Stated task -> Hunt for the word "treppiedi" across the entries below, copying each line that holds it.

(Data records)
^^^^^^^^^^^^^^^^

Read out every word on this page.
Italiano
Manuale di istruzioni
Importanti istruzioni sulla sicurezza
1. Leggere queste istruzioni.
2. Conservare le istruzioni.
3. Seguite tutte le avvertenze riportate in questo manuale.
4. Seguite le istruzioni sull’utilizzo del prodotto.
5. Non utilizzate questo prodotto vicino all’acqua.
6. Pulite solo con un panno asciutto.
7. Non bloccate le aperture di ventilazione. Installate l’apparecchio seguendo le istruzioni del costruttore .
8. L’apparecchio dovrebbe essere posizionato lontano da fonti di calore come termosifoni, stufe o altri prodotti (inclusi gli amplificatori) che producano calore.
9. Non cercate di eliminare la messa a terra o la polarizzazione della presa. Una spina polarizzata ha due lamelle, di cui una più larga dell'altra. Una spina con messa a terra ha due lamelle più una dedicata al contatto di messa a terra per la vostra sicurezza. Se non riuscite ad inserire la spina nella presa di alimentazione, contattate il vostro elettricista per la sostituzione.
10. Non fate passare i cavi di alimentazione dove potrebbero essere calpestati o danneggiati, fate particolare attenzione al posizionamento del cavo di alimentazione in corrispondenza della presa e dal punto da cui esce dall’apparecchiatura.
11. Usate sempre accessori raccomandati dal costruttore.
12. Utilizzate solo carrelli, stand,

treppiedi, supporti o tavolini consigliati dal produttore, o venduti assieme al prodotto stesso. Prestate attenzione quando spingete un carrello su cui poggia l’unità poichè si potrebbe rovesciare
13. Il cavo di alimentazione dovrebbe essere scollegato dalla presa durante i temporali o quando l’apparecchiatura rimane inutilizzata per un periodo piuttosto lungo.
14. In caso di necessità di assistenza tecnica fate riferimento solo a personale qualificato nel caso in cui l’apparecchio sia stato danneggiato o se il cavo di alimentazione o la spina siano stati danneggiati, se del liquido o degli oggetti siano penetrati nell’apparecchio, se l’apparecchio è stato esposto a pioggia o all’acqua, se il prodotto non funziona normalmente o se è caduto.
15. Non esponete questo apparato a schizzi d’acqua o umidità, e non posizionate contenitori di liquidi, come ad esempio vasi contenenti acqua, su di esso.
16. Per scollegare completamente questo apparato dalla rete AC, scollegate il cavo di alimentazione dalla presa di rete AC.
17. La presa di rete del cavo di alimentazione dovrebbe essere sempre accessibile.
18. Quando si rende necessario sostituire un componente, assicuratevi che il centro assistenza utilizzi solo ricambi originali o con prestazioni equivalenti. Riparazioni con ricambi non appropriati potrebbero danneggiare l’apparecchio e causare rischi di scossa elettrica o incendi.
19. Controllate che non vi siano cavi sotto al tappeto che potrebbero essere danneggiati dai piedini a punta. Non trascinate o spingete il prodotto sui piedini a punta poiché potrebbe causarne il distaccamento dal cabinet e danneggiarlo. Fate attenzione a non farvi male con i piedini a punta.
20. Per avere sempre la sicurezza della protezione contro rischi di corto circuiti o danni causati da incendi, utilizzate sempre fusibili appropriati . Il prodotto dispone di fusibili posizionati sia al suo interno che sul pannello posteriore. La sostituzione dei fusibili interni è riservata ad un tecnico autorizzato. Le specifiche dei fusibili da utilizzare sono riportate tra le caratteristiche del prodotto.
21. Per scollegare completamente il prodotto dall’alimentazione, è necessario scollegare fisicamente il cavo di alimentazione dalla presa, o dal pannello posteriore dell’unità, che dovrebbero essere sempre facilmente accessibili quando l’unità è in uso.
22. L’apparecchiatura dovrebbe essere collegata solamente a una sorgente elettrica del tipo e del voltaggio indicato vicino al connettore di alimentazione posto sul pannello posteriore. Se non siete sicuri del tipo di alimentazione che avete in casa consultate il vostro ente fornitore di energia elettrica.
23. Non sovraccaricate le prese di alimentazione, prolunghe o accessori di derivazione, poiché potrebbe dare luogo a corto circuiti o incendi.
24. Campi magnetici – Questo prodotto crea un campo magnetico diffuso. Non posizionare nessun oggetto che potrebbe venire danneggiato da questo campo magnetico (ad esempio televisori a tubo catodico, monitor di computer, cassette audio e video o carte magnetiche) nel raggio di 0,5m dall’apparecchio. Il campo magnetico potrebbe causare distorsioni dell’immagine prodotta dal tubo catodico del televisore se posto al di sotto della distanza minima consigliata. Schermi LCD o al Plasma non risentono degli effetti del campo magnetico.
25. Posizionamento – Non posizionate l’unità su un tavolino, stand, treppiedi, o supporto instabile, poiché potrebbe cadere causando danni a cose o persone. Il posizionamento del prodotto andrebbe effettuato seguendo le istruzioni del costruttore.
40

^^^^^^^^^^^^^^^^

The completed task ->
treppiedi, supporti o tavolini consigliati dal produttore, o venduti assieme al prodotto stesso. Prestate attenzione quando spingete un carrello su cui poggia l’unità poichè si potrebbe rovesciare
25. Posizionamento – Non posizionate l’unità su un tavolino, stand, treppiedi, o supporto instabile, poiché potrebbe cadere causando danni a cose o persone. Il posizionamento del prodotto andrebbe effettuato seguendo le istruzioni del costruttore.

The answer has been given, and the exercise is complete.